#### Task 1:
Condense the paragraph beginning "Exercises that build muscle memory" from the nil-channel exercises into a short bulleted list that keeps its main facts.
#### Task 2:
In Task 3 of the nil-channel exercises, how often does the tick channel fire?
#### Task 3:
Pick up the nil-channel exercises after the final sentence shown and write what comes next.

#### Extract provided:
--------
Skip to content

Nil Channels — Hands-On Tasks

Exercises that build muscle memory around nil channels. Start with Task 1 and move sequentially; later tasks build on earlier ones. Each task has clear acceptance criteria. Reference solutions appear at the end.


Task 1 — Observe nil-channel deadlock (Easy)

Goal. Reproduce the "all goroutines are asleep" message.

Write a program that declares an uninitialised channel of type chan int and immediately attempts to receive from it. Run it. Observe the runtime's deadlock message.

Acceptance criteria.

  • The program is a single main.go with no other files.
  • Running go run main.go prints fatal error: all goroutines are asleep - deadlock! and a stack trace.
  • The stack trace mentions chan receive (nil chan).

Task 2 — Catch close-on-nil (Easy)

Goal. Demonstrate close(nil) and recover from the panic.

Write a function safeClose(ch chan int) (ok bool) that returns true if the close succeeds and false if a panic was caught. Test it with both a nil channel and a real channel.

Acceptance criteria.

  • safeClose(nil) returns false.
  • safeClose(make(chan int)) returns true.
  • The function uses defer + recover only — no if ch != nil shortcut.

Task 3 — Implement the off-switch pattern (Easy)

Goal. Use nil-channel disabling to fire a one-shot event without repeating.

Write a for { select { ... } } loop that:

  • Has a once channel with one buffered value.
  • Has a tick channel firing every 100ms.
  • Has a timeout after 500ms.

After receiving from once, set once = nil so it does not fire again. The loop should exit on timeout.

Acceptance criteria.

  • Program runs to completion in ~500ms.
  • The once value is printed exactly once.
--------
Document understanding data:
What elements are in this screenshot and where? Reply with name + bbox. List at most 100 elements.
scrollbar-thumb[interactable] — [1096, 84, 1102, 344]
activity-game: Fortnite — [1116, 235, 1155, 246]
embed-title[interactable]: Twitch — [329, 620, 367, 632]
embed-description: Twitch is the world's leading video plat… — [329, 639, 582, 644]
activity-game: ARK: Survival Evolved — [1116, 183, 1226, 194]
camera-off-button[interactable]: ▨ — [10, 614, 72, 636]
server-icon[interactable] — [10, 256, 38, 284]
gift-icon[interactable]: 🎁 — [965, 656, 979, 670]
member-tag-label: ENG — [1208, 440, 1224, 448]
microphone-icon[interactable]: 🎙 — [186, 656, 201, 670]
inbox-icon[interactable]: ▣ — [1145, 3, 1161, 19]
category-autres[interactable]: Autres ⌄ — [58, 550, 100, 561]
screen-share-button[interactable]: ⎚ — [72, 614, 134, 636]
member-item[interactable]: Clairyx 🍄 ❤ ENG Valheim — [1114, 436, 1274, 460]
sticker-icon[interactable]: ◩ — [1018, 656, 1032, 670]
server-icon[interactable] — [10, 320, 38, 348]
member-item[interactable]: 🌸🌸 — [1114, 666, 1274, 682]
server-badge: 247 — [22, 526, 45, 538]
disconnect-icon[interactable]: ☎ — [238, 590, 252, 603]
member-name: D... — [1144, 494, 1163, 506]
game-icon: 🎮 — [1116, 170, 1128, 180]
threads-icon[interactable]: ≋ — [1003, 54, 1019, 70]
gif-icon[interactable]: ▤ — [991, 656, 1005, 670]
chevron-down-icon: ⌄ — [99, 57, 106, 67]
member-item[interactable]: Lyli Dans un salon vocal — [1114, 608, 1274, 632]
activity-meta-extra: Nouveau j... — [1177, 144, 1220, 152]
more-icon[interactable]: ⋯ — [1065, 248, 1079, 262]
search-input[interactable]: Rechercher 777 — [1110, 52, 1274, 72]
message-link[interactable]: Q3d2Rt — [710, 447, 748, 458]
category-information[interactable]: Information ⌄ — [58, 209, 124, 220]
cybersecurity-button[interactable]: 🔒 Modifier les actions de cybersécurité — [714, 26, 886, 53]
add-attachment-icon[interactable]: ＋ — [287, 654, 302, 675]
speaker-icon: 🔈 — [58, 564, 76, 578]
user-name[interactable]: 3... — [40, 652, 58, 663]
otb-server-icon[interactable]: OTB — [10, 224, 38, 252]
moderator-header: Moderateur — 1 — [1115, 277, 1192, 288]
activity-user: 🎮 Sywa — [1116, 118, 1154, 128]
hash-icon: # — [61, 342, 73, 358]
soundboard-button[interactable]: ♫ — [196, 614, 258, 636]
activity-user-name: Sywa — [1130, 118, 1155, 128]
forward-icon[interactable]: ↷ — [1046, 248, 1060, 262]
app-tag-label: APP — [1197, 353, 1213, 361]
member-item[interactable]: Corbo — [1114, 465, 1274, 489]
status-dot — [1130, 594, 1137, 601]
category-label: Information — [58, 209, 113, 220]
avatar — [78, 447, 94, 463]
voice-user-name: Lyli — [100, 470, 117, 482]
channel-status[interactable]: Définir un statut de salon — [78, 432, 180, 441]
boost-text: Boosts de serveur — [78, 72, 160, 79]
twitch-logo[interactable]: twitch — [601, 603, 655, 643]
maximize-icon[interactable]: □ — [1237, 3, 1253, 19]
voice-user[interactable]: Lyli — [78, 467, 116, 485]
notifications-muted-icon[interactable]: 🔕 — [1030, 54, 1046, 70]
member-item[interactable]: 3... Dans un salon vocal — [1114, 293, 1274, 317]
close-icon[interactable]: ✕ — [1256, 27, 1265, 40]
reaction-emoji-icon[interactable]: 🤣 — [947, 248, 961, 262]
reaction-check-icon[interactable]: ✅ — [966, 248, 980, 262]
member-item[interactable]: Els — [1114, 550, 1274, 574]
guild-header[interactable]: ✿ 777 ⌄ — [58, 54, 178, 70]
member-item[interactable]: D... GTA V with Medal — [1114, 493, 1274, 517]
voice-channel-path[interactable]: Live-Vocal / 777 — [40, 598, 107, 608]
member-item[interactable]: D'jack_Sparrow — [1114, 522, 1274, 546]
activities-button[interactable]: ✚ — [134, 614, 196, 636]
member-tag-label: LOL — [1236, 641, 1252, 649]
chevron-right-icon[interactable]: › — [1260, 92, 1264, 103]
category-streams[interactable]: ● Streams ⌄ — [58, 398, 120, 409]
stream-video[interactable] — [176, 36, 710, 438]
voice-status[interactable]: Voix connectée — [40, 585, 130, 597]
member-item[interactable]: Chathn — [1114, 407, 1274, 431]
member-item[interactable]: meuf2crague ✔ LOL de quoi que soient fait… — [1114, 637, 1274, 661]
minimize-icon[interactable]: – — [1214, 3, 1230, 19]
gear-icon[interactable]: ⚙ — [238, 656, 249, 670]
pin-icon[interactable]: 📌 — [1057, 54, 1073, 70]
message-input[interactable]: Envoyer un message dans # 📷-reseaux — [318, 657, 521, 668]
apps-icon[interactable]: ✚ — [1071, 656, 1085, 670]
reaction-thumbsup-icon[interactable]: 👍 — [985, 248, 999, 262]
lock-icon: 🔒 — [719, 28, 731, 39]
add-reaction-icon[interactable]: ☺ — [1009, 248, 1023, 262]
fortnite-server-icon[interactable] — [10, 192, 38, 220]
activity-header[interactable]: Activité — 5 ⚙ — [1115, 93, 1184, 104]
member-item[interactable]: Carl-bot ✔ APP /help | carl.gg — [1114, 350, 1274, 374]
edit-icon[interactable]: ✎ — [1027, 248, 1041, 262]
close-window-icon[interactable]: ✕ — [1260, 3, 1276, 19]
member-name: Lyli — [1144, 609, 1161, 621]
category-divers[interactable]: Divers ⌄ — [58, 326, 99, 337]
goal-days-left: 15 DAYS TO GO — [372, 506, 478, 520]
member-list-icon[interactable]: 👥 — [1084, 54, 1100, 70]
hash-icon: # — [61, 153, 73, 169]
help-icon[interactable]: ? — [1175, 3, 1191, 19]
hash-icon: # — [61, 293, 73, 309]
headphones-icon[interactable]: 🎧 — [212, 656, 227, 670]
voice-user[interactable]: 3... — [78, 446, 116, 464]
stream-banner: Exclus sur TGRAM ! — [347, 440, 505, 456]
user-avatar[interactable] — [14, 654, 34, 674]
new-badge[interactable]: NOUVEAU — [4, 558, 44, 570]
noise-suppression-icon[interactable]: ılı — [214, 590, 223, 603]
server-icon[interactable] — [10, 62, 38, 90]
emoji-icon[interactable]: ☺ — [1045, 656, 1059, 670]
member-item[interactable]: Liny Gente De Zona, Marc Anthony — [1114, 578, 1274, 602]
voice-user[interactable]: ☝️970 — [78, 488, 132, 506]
--------
#### Task output 1:
- The exercises build muscle memory around nil channels.
- Work through them in order, starting with Task 1, because later tasks build on earlier ones.
- Every task has clear acceptance criteria.
- Reference solutions come at the end.

#### Task output 2:
Every 100ms.

#### Task output 3:
  • The tick value is printed multiple times.
  • The exit happens via the timeout case.

Task 4 — Drain-then-disable on close (Medium)

Goal. Implement a consumer that drains a closed channel, then disables the case but continues on other cases.

Two channels: data chan int (closed externally after sending 5 values) and heartbeat chan struct{} (ticks every 50ms).

Your consumer should:

  • Receive and print each value from data.
  • When data closes (received ok=false), set data = nil.
  • Continue the loop on heartbeat for one more second after data is nilled.
  • Exit cleanly.

Acceptance criteria.

  • All 5 values from data are printed.
  • At least 10 heartbeats are printed (~1 second of heartbeats after drain).
  • No goroutine leak (verify with runtime.NumGoroutine before/after).

Task 5 — Pause/resume periodic emitter (Medium)

Goal. Implement a periodic emitter with pause/resume controls.

A goroutine emits "tick" every 100ms. A control channel of strings ("pause" / "resume") changes its state. Use nil-channel toggling on the local tickCh variable to disable emission during pause.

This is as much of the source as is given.